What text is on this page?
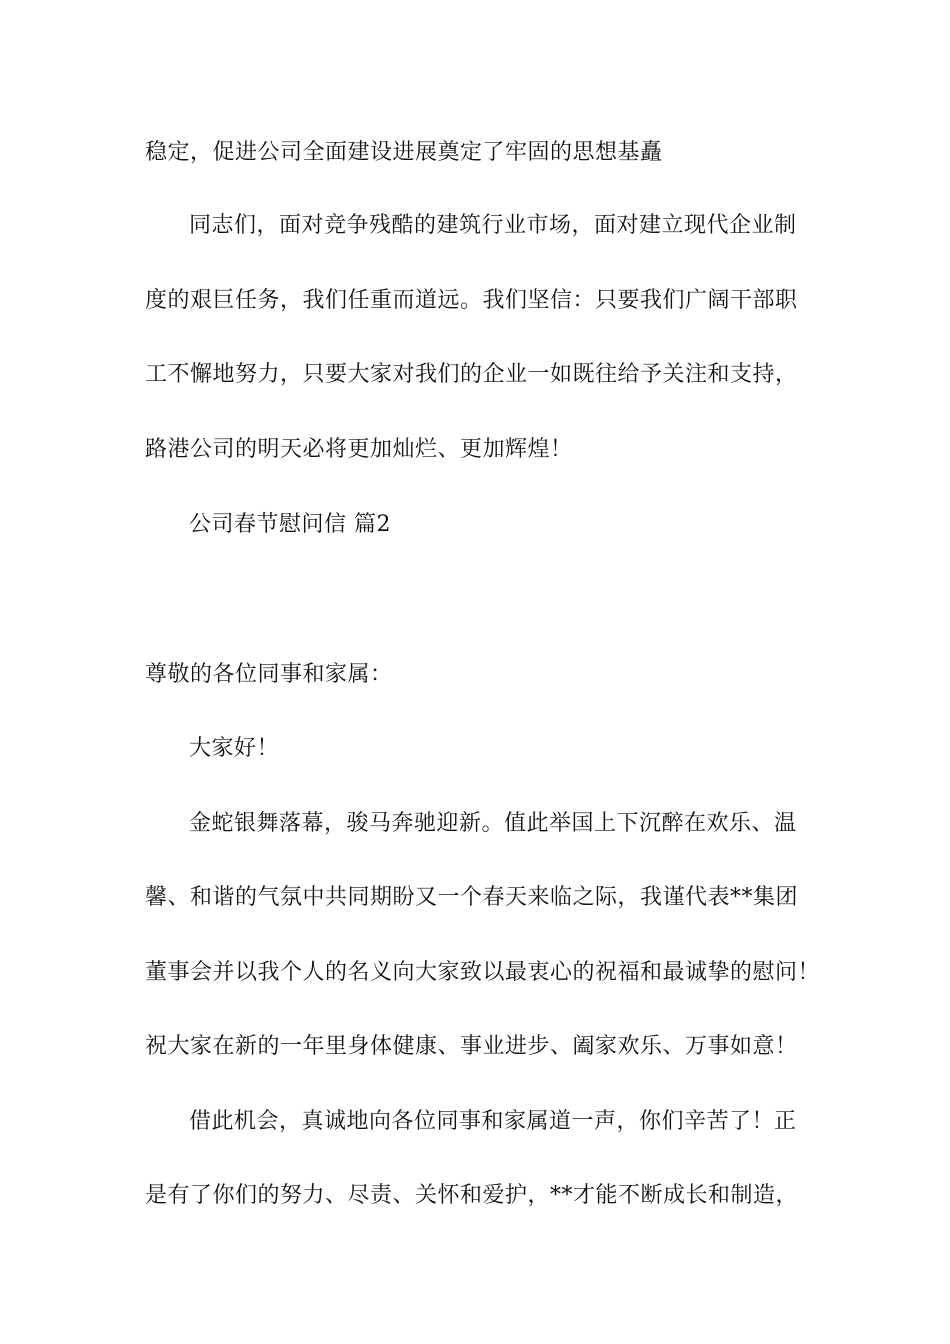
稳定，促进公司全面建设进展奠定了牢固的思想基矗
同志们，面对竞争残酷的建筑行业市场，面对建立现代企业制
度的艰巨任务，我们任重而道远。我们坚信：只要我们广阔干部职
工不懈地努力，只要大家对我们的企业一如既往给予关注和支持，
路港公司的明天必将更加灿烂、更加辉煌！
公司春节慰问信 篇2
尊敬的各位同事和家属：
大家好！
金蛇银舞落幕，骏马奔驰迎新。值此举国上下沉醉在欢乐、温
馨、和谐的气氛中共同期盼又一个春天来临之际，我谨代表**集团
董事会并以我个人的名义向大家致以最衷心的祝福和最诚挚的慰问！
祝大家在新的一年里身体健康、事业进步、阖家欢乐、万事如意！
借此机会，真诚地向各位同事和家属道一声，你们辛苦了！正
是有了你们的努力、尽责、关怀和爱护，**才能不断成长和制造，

********************

= Written instruction =
Every record gets retyped exactly; no picture goes into the copy.

= Exercise response =
What text is on this page?
稳定，促进公司全面建设进展奠定了牢固的思想基矗
同志们，面对竞争残酷的建筑行业市场，面对建立现代企业制
度的艰巨任务，我们任重而道远。我们坚信：只要我们广阔干部职
工不懈地努力，只要大家对我们的企业一如既往给予关注和支持，
路港公司的明天必将更加灿烂、更加辉煌！
公司春节慰问信 篇2
尊敬的各位同事和家属：
大家好！
金蛇银舞落幕，骏马奔驰迎新。值此举国上下沉醉在欢乐、温
馨、和谐的气氛中共同期盼又一个春天来临之际，我谨代表**集团
董事会并以我个人的名义向大家致以最衷心的祝福和最诚挚的慰问！
祝大家在新的一年里身体健康、事业进步、阖家欢乐、万事如意！
借此机会，真诚地向各位同事和家属道一声，你们辛苦了！正
是有了你们的努力、尽责、关怀和爱护，**才能不断成长和制造，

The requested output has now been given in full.